Task objective
Pick out each line of the records that includes the string "фанеры", and copy it.

Collected data entries:

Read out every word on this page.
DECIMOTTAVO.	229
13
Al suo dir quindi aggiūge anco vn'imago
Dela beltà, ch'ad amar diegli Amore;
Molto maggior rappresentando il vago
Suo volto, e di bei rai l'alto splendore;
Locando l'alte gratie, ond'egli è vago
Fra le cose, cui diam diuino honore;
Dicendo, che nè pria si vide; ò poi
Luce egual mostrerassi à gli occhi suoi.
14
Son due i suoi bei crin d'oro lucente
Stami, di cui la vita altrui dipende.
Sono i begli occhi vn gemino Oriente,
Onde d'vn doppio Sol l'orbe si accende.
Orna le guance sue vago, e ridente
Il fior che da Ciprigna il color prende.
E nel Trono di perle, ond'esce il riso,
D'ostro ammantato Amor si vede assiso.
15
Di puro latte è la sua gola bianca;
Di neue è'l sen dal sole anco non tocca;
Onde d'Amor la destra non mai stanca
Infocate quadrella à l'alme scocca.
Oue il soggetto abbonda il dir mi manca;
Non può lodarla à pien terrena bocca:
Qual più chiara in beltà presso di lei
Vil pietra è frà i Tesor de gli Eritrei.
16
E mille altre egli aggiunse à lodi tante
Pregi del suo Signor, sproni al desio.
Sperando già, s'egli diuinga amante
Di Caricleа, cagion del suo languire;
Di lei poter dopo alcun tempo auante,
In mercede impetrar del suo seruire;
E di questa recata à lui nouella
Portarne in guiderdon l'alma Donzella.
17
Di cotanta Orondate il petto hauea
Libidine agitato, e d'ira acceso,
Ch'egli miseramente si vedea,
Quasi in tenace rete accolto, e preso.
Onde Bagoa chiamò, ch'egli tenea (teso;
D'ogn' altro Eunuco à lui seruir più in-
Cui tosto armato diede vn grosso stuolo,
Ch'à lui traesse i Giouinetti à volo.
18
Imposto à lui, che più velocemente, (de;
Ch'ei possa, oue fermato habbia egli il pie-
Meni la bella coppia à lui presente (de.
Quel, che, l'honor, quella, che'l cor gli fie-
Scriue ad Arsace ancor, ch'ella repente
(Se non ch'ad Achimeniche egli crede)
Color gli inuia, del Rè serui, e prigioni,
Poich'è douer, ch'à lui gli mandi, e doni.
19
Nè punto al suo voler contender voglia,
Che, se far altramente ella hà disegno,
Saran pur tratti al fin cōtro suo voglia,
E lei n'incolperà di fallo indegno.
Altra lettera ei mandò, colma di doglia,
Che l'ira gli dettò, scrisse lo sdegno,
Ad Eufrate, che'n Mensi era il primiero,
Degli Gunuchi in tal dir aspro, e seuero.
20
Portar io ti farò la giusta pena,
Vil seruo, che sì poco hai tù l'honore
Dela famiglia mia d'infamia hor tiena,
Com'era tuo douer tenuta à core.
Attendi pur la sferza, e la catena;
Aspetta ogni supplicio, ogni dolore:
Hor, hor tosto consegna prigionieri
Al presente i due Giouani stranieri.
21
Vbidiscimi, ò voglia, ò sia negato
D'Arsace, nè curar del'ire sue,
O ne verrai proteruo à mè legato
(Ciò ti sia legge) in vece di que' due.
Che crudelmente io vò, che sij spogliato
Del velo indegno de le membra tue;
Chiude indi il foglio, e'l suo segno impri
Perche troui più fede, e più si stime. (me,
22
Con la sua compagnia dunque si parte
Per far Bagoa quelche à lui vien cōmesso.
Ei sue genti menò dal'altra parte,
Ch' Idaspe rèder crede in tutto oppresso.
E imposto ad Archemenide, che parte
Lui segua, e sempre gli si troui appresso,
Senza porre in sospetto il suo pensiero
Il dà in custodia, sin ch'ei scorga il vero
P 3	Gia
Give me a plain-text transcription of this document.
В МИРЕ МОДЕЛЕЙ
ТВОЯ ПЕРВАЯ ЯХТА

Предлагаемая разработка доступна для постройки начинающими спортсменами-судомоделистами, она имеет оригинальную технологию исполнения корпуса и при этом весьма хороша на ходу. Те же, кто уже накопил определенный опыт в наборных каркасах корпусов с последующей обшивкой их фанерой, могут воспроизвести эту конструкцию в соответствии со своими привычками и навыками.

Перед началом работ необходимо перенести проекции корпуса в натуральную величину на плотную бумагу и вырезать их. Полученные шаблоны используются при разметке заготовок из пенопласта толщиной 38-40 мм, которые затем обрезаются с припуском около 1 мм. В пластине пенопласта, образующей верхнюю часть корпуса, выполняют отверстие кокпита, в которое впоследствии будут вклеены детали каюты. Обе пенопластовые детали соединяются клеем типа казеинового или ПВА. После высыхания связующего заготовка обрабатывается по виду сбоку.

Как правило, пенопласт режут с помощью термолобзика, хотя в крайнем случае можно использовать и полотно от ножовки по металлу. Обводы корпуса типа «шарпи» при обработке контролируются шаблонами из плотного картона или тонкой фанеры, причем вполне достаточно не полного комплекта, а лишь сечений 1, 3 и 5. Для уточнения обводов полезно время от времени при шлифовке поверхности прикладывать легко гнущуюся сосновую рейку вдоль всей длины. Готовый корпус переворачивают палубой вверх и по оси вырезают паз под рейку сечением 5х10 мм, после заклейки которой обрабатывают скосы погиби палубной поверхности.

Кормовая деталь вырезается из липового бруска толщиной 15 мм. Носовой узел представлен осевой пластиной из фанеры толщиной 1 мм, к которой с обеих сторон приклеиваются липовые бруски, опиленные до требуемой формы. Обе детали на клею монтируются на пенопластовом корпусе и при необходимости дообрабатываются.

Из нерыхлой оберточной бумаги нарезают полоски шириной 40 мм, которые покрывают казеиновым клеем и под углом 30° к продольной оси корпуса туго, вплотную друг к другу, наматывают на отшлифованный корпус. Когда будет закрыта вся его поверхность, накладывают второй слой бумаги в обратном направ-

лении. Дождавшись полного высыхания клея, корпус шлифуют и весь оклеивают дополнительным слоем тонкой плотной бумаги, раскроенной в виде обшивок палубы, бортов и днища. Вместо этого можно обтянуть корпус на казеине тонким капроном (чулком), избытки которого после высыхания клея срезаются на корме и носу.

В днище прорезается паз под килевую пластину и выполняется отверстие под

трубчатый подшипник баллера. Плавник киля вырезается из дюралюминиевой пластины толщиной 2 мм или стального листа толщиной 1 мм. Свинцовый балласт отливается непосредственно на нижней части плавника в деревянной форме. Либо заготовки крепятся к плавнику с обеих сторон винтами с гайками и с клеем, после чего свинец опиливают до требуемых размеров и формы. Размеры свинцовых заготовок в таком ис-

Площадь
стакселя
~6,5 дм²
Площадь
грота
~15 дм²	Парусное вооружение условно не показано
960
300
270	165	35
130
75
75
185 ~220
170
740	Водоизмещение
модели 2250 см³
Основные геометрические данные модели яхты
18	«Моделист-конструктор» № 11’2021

Output of the exercise
Как правило, пенопласт режут с помощью термолобзика, хотя в крайнем случае можно использовать и полотно от ножовки по металлу. Обводы корпуса типа «шарпи» при обработке контролируются шаблонами из плотного картона или тонкой фанеры, причем вполне достаточно не полного комплекта, а лишь сечений 1, 3 и 5. Для уточнения обводов полезно время от времени при шлифовке поверхности прикладывать легко гнущуюся сосновую рейку вдоль всей длины. Готовый корпус переворачивают палубой вверх и по оси вырезают паз под рейку сечением 5х10 мм, после заклейки которой обрабатывают скосы погиби палубной поверхности.
Кормовая деталь вырезается из липового бруска толщиной 15 мм. Носовой узел представлен осевой пластиной из фанеры толщиной 1 мм, к которой с обеих сторон приклеиваются липовые бруски, опиленные до требуемой формы. Обе детали на клею монтируются на пенопластовом корпусе и при необходимости дообрабатываются.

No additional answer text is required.